BEGIN Records shown
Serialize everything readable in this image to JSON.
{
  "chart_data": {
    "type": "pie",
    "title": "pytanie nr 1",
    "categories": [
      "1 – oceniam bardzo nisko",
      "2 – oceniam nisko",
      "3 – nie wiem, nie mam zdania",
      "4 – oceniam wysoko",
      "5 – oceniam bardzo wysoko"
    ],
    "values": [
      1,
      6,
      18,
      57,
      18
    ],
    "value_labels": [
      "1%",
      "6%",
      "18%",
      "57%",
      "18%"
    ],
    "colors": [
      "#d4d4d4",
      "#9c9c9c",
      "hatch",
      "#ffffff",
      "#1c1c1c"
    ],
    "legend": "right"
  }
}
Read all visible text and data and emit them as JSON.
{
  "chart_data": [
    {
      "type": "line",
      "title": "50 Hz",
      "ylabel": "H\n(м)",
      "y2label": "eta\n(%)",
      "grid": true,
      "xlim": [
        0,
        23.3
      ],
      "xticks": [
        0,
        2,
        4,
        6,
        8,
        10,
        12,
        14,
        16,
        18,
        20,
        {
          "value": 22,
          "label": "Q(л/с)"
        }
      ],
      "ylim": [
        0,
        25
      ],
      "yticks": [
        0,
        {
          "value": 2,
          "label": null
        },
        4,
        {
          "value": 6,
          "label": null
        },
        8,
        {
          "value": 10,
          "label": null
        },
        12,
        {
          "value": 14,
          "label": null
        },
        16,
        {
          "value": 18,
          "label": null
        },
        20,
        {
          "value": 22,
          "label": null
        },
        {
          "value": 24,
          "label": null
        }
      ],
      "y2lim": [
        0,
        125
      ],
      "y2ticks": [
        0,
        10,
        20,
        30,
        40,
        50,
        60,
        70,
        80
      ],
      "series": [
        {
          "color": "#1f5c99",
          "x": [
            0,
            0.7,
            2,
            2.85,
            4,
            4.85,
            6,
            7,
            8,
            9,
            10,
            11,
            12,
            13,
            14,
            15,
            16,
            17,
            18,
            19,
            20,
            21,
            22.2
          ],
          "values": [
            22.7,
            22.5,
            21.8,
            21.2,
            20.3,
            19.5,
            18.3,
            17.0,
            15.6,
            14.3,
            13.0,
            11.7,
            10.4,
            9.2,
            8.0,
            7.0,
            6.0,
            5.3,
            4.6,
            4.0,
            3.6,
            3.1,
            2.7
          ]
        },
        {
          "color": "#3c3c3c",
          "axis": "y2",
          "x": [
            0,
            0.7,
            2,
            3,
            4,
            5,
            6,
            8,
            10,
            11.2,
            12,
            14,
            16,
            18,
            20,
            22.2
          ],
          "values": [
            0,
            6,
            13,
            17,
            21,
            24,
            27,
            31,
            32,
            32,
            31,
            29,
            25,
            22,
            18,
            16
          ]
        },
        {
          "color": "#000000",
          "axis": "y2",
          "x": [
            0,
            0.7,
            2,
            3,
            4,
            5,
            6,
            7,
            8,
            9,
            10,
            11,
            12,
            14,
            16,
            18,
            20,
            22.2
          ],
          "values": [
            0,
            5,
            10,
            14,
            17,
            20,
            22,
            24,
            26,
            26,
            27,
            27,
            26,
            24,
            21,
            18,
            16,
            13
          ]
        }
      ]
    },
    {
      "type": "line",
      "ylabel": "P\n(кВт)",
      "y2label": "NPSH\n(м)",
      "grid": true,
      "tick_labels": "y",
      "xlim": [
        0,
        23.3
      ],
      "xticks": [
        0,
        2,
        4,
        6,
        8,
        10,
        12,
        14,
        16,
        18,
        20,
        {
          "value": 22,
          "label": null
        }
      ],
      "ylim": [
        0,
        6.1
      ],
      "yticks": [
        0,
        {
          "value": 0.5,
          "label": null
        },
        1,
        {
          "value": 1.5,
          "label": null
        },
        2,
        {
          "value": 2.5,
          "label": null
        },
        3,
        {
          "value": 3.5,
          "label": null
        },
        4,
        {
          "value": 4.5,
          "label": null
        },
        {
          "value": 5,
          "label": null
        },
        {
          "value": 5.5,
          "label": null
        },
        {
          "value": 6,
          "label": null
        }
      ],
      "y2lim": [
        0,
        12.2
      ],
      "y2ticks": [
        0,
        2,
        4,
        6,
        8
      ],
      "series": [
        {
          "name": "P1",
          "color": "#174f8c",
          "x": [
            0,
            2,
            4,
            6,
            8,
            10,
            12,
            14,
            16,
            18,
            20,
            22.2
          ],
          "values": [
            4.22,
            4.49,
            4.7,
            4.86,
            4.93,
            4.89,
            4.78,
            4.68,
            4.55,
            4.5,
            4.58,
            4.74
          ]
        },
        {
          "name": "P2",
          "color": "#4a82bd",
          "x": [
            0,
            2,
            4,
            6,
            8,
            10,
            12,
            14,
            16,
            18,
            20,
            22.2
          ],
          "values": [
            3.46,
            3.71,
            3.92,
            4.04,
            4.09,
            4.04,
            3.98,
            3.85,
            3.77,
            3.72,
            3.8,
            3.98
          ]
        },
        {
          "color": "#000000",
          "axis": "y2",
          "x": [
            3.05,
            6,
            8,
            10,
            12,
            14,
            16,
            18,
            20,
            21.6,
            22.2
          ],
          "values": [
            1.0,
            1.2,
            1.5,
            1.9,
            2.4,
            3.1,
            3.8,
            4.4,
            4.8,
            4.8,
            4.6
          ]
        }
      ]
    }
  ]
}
END Records shown
Task to complete =>
Extract all of the data above and output it character for character.

Response =>
Serialize everything readable in this image to JSON.
{
  "chart_data": {
    "type": "pie",
    "title": "pytanie nr 1",
    "categories": [
      "1 – oceniam bardzo nisko",
      "2 – oceniam nisko",
      "3 – nie wiem, nie mam zdania",
      "4 – oceniam wysoko",
      "5 – oceniam bardzo wysoko"
    ],
    "values": [
      1,
      6,
      18,
      57,
      18
    ],
    "value_labels": [
      "1%",
      "6%",
      "18%",
      "57%",
      "18%"
    ],
    "colors": [
      "#d4d4d4",
      "#9c9c9c",
      "hatch",
      "#ffffff",
      "#1c1c1c"
    ],
    "legend": "right"
  }
}
Read all visible text and data and emit them as JSON.
{
  "chart_data": [
    {
      "type": "line",
      "title": "50 Hz",
      "ylabel": "H\n(м)",
      "y2label": "eta\n(%)",
      "grid": true,
      "xlim": [
        0,
        23.3
      ],
      "xticks": [
        0,
        2,
        4,
        6,
        8,
        10,
        12,
        14,
        16,
        18,
        20,
        {
          "value": 22,
          "label": "Q(л/с)"
        }
      ],
      "ylim": [
        0,
        25
      ],
      "yticks": [
        0,
        {
          "value": 2,
          "label": null
        },
        4,
        {
          "value": 6,
          "label": null
        },
        8,
        {
          "value": 10,
          "label": null
        },
        12,
        {
          "value": 14,
          "label": null
        },
        16,
        {
          "value": 18,
          "label": null
        },
        20,
        {
          "value": 22,
          "label": null
        },
        {
          "value": 24,
          "label": null
        }
      ],
      "y2lim": [
        0,
        125
      ],
      "y2ticks": [
        0,
        10,
        20,
        30,
        40,
        50,
        60,
        70,
        80
      ],
      "series": [
        {
          "color": "#1f5c99",
          "x": [
            0,
            0.7,
            2,
            2.85,
            4,
            4.85,
            6,
            7,
            8,
            9,
            10,
            11,
            12,
            13,
            14,
            15,
            16,
            17,
            18,
            19,
            20,
            21,
            22.2
          ],
          "values": [
            22.7,
            22.5,
            21.8,
            21.2,
            20.3,
            19.5,
            18.3,
            17.0,
            15.6,
            14.3,
            13.0,
            11.7,
            10.4,
            9.2,
            8.0,
            7.0,
            6.0,
            5.3,
            4.6,
            4.0,
            3.6,
            3.1,
            2.7
          ]
        },
        {
          "color": "#3c3c3c",
          "axis": "y2",
          "x": [
            0,
            0.7,
            2,
            3,
            4,
            5,
            6,
            8,
            10,
            11.2,
            12,
            14,
            16,
            18,
            20,
            22.2
          ],
          "values": [
            0,
            6,
            13,
            17,
            21,
            24,
            27,
            31,
            32,
            32,
            31,
            29,
            25,
            22,
            18,
            16
          ]
        },
        {
          "color": "#000000",
          "axis": "y2",
          "x": [
            0,
            0.7,
            2,
            3,
            4,
            5,
            6,
            7,
            8,
            9,
            10,
            11,
            12,
            14,
            16,
            18,
            20,
            22.2
          ],
          "values": [
            0,
            5,
            10,
            14,
            17,
            20,
            22,
            24,
            26,
            26,
            27,
            27,
            26,
            24,
            21,
            18,
            16,
            13
          ]
        }
      ]
    },
    {
      "type": "line",
      "ylabel": "P\n(кВт)",
      "y2label": "NPSH\n(м)",
      "grid": true,
      "tick_labels": "y",
      "xlim": [
        0,
        23.3
      ],
      "xticks": [
        0,
        2,
        4,
        6,
        8,
        10,
        12,
        14,
        16,
        18,
        20,
        {
          "value": 22,
          "label": null
        }
      ],
      "ylim": [
        0,
        6.1
      ],
      "yticks": [
        0,
        {
          "value": 0.5,
          "label": null
        },
        1,
        {
          "value": 1.5,
          "label": null
        },
        2,
        {
          "value": 2.5,
          "label": null
        },
        3,
        {
          "value": 3.5,
          "label": null
        },
        4,
        {
          "value": 4.5,
          "label": null
        },
        {
          "value": 5,
          "label": null
        },
        {
          "value": 5.5,
          "label": null
        },
        {
          "value": 6,
          "label": null
        }
      ],
      "y2lim": [
        0,
        12.2
      ],
      "y2ticks": [
        0,
        2,
        4,
        6,
        8
      ],
      "series": [
        {
          "name": "P1",
          "color": "#174f8c",
          "x": [
            0,
            2,
            4,
            6,
            8,
            10,
            12,
            14,
            16,
            18,
            20,
            22.2
          ],
          "values": [
            4.22,
            4.49,
            4.7,
            4.86,
            4.93,
            4.89,
            4.78,
            4.68,
            4.55,
            4.5,
            4.58,
            4.74
          ]
        },
        {
          "name": "P2",
          "color": "#4a82bd",
          "x": [
            0,
            2,
            4,
            6,
            8,
            10,
            12,
            14,
            16,
            18,
            20,
            22.2
          ],
          "values": [
            3.46,
            3.71,
            3.92,
            4.04,
            4.09,
            4.04,
            3.98,
            3.85,
            3.77,
            3.72,
            3.8,
            3.98
          ]
        },
        {
          "color": "#000000",
          "axis": "y2",
          "x": [
            3.05,
            6,
            8,
            10,
            12,
            14,
            16,
            18,
            20,
            21.6,
            22.2
          ],
          "values": [
            1.0,
            1.2,
            1.5,
            1.9,
            2.4,
            3.1,
            3.8,
            4.4,
            4.8,
            4.8,
            4.6
          ]
        }
      ]
    }
  ]
}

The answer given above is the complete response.